-------- Given records
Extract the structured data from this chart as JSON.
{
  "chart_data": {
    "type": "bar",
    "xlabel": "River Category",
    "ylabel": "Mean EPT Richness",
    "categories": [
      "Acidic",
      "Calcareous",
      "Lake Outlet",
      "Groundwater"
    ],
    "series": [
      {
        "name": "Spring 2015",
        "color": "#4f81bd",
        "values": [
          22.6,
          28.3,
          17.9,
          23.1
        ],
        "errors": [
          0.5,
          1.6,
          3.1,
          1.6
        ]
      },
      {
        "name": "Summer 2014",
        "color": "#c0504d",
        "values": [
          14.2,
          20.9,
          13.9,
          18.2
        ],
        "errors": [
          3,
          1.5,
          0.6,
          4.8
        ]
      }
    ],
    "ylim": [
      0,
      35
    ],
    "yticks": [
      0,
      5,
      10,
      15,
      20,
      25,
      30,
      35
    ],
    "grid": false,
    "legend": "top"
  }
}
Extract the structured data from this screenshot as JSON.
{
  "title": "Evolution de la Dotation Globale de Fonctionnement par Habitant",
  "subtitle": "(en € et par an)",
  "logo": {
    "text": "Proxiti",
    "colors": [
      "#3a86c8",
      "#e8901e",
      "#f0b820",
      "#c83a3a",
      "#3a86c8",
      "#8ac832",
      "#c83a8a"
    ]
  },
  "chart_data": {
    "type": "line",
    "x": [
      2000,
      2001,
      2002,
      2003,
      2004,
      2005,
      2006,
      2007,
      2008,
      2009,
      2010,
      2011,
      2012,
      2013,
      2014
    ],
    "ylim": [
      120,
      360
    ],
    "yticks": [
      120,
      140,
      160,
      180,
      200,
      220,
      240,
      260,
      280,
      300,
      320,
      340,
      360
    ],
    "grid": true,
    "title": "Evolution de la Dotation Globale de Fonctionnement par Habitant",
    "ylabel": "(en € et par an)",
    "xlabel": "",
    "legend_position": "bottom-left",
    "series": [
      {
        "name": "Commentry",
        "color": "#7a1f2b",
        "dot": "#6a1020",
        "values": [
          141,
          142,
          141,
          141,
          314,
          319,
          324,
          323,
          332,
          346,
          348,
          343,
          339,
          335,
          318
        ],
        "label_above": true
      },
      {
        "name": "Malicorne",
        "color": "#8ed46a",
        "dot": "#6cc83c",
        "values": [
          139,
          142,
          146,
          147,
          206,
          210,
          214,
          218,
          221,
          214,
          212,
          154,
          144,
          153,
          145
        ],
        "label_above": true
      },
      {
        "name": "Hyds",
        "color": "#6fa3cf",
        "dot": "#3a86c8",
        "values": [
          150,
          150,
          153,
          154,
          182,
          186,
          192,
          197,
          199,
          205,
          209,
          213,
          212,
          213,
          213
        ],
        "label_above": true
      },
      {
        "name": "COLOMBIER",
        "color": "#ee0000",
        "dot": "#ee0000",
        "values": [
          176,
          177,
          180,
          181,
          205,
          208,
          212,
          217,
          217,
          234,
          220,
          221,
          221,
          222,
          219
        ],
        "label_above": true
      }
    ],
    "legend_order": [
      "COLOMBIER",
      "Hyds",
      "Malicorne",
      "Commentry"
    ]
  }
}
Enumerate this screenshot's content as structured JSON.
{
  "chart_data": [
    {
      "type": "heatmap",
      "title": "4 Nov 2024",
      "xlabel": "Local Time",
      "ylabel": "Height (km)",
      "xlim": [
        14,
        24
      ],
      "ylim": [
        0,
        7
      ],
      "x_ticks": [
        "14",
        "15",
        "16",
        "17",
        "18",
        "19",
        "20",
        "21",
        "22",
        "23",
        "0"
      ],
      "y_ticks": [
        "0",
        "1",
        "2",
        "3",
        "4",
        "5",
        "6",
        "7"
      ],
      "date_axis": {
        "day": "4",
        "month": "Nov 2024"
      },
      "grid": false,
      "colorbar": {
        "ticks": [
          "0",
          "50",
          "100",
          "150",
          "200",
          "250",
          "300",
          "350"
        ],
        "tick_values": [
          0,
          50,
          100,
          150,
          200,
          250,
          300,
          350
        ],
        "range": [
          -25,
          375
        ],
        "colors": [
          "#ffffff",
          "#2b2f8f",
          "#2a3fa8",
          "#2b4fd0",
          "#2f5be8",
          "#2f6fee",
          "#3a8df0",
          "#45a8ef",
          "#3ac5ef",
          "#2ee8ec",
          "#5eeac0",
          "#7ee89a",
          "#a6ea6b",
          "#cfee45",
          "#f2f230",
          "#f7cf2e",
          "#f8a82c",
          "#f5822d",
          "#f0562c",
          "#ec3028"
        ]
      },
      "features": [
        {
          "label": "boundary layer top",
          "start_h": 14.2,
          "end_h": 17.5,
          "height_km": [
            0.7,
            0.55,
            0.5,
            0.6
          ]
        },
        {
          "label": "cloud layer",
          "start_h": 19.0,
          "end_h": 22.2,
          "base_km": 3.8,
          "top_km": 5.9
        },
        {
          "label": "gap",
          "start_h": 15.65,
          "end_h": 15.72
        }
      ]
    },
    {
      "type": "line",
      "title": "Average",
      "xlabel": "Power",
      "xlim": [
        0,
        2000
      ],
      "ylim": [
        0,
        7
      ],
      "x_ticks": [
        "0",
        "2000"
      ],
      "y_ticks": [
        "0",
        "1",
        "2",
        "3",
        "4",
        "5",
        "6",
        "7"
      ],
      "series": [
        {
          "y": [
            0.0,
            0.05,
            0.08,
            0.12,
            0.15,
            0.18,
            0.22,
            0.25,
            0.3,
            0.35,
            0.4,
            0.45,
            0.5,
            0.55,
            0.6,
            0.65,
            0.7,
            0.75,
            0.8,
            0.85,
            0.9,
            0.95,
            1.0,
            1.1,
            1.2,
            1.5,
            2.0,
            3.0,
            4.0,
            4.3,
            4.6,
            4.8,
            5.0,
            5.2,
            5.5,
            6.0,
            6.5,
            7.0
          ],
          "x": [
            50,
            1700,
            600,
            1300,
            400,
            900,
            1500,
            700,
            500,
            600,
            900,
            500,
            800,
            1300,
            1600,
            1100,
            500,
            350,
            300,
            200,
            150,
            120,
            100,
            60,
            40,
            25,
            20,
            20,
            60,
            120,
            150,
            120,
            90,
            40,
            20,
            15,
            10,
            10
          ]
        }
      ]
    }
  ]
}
----------------
Given exercise => Copy every single line of the material above that holds "Extract".

Solution to this exercise =>
Extract the structured data from this chart as JSON.
Extract the structured data from this screenshot as JSON.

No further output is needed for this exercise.